*Directions*
Your task is to reproduce the entries below word for word.

* * * * * * *

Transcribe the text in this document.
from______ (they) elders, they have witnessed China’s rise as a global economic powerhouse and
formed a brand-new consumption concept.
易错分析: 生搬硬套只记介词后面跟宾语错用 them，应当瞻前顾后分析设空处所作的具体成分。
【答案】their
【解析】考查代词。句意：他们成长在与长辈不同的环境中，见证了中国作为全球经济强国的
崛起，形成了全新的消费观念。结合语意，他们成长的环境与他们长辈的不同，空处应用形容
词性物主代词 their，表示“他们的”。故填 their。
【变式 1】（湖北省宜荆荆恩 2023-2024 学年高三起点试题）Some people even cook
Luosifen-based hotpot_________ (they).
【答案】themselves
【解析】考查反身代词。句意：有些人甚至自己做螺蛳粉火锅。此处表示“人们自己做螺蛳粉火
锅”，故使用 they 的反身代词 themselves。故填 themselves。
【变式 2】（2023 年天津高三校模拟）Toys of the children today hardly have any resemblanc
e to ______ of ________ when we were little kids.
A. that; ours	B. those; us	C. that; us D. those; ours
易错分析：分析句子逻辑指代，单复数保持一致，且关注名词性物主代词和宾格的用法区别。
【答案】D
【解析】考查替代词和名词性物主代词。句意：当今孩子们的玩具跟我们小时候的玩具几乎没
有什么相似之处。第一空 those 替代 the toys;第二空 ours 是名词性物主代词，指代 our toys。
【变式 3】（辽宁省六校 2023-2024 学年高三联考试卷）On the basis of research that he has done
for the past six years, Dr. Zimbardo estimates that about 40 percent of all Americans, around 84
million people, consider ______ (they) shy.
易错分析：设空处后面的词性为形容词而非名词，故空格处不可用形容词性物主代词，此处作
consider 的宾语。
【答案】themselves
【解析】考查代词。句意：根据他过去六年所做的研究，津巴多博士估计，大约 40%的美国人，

* * * * * * *

*Task output*
Transcribe the text in this document.
from______ (they) elders, they have witnessed China’s rise as a global economic powerhouse and
formed a brand-new consumption concept.
易错分析: 生搬硬套只记介词后面跟宾语错用 them，应当瞻前顾后分析设空处所作的具体成分。
【答案】their
【解析】考查代词。句意：他们成长在与长辈不同的环境中，见证了中国作为全球经济强国的
崛起，形成了全新的消费观念。结合语意，他们成长的环境与他们长辈的不同，空处应用形容
词性物主代词 their，表示“他们的”。故填 their。
【变式 1】（湖北省宜荆荆恩 2023-2024 学年高三起点试题）Some people even cook
Luosifen-based hotpot_________ (they).
【答案】themselves
【解析】考查反身代词。句意：有些人甚至自己做螺蛳粉火锅。此处表示“人们自己做螺蛳粉火
锅”，故使用 they 的反身代词 themselves。故填 themselves。
【变式 2】（2023 年天津高三校模拟）Toys of the children today hardly have any resemblanc
e to ______ of ________ when we were little kids.
A. that; ours	B. those; us	C. that; us D. those; ours
易错分析：分析句子逻辑指代，单复数保持一致，且关注名词性物主代词和宾格的用法区别。
【答案】D
【解析】考查替代词和名词性物主代词。句意：当今孩子们的玩具跟我们小时候的玩具几乎没
有什么相似之处。第一空 those 替代 the toys;第二空 ours 是名词性物主代词，指代 our toys。
【变式 3】（辽宁省六校 2023-2024 学年高三联考试卷）On the basis of research that he has done
for the past six years, Dr. Zimbardo estimates that about 40 percent of all Americans, around 84
million people, consider ______ (they) shy.
易错分析：设空处后面的词性为形容词而非名词，故空格处不可用形容词性物主代词，此处作
consider 的宾语。
【答案】themselves
【解析】考查代词。句意：根据他过去六年所做的研究，津巴多博士估计，大约 40%的美国人，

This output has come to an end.